From the listing below, extract each entry exactly as written, minus the images.

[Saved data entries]
# # # #
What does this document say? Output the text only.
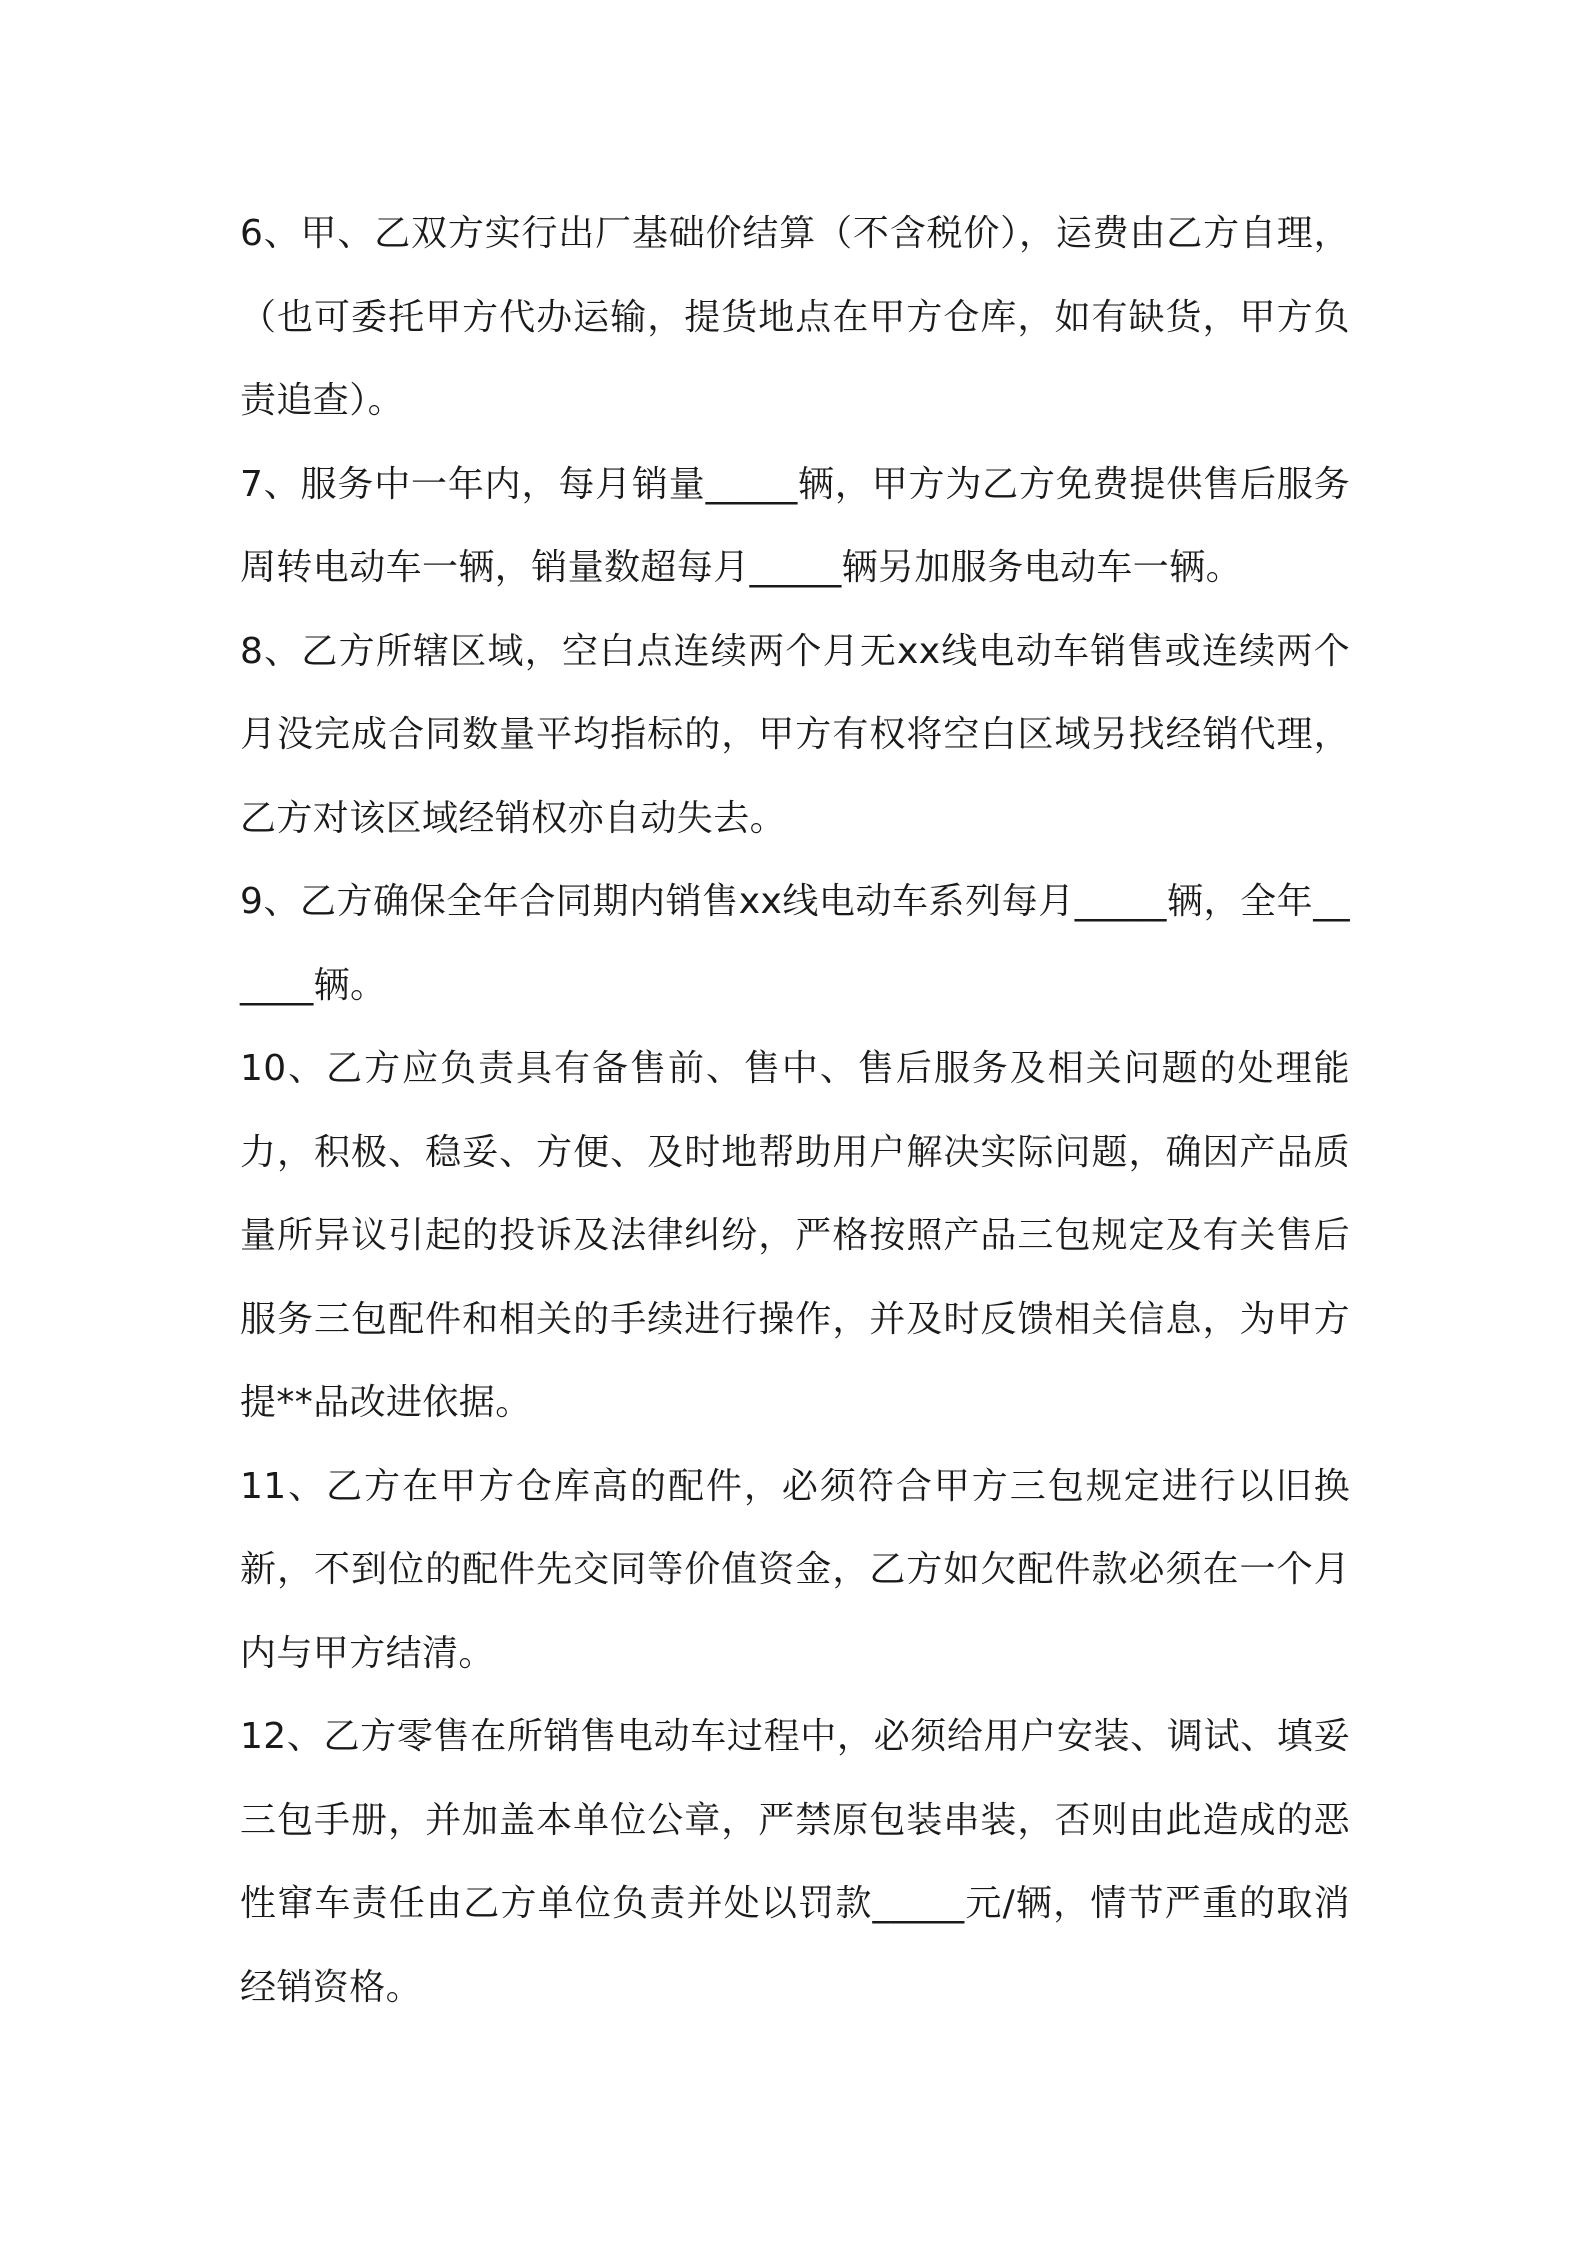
6、甲、乙双方实行出厂基础价结算（不含税价），运费由乙方自理，（也可委托甲方代办运输，提货地点在甲方仓库，如有缺货，甲方负责追查）。

7、服务中一年内，每月销量_____辆，甲方为乙方免费提供售后服务周转电动车一辆，销量数超每月_____辆另加服务电动车一辆。

8、乙方所辖区域，空白点连续两个月无xx线电动车销售或连续两个月没完成合同数量平均指标的，甲方有权将空白区域另找经销代理，乙方对该区域经销权亦自动失去。

9、乙方确保全年合同期内销售xx线电动车系列每月_____辆，全年______辆。

10、乙方应负责具有备售前、售中、售后服务及相关问题的处理能力，积极、稳妥、方便、及时地帮助用户解决实际问题，确因产品质量所异议引起的投诉及法律纠纷，严格按照产品三包规定及有关售后服务三包配件和相关的手续进行操作，并及时反馈相关信息，为甲方提**品改进依据。

11、乙方在甲方仓库高的配件，必须符合甲方三包规定进行以旧换新，不到位的配件先交同等价值资金，乙方如欠配件款必须在一个月内与甲方结清。

12、乙方零售在所销售电动车过程中，必须给用户安装、调试、填妥三包手册，并加盖本单位公章，严禁原包装串装，否则由此造成的恶性窜车责任由乙方单位负责并处以罚款_____元/辆，情节严重的取消经销资格。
# # # #
**Full solution:**
What does this document say? Output the text only.
6、甲、乙双方实行出厂基础价结算（不含税价），运费由乙方自理，（也可委托甲方代办运输，提货地点在甲方仓库，如有缺货，甲方负责追查）。

7、服务中一年内，每月销量_____辆，甲方为乙方免费提供售后服务周转电动车一辆，销量数超每月_____辆另加服务电动车一辆。

8、乙方所辖区域，空白点连续两个月无xx线电动车销售或连续两个月没完成合同数量平均指标的，甲方有权将空白区域另找经销代理，乙方对该区域经销权亦自动失去。

9、乙方确保全年合同期内销售xx线电动车系列每月_____辆，全年______辆。

10、乙方应负责具有备售前、售中、售后服务及相关问题的处理能力，积极、稳妥、方便、及时地帮助用户解决实际问题，确因产品质量所异议引起的投诉及法律纠纷，严格按照产品三包规定及有关售后服务三包配件和相关的手续进行操作，并及时反馈相关信息，为甲方提**品改进依据。

11、乙方在甲方仓库高的配件，必须符合甲方三包规定进行以旧换新，不到位的配件先交同等价值资金，乙方如欠配件款必须在一个月内与甲方结清。

12、乙方零售在所销售电动车过程中，必须给用户安装、调试、填妥三包手册，并加盖本单位公章，严禁原包装串装，否则由此造成的恶性窜车责任由乙方单位负责并处以罚款_____元/辆，情节严重的取消经销资格。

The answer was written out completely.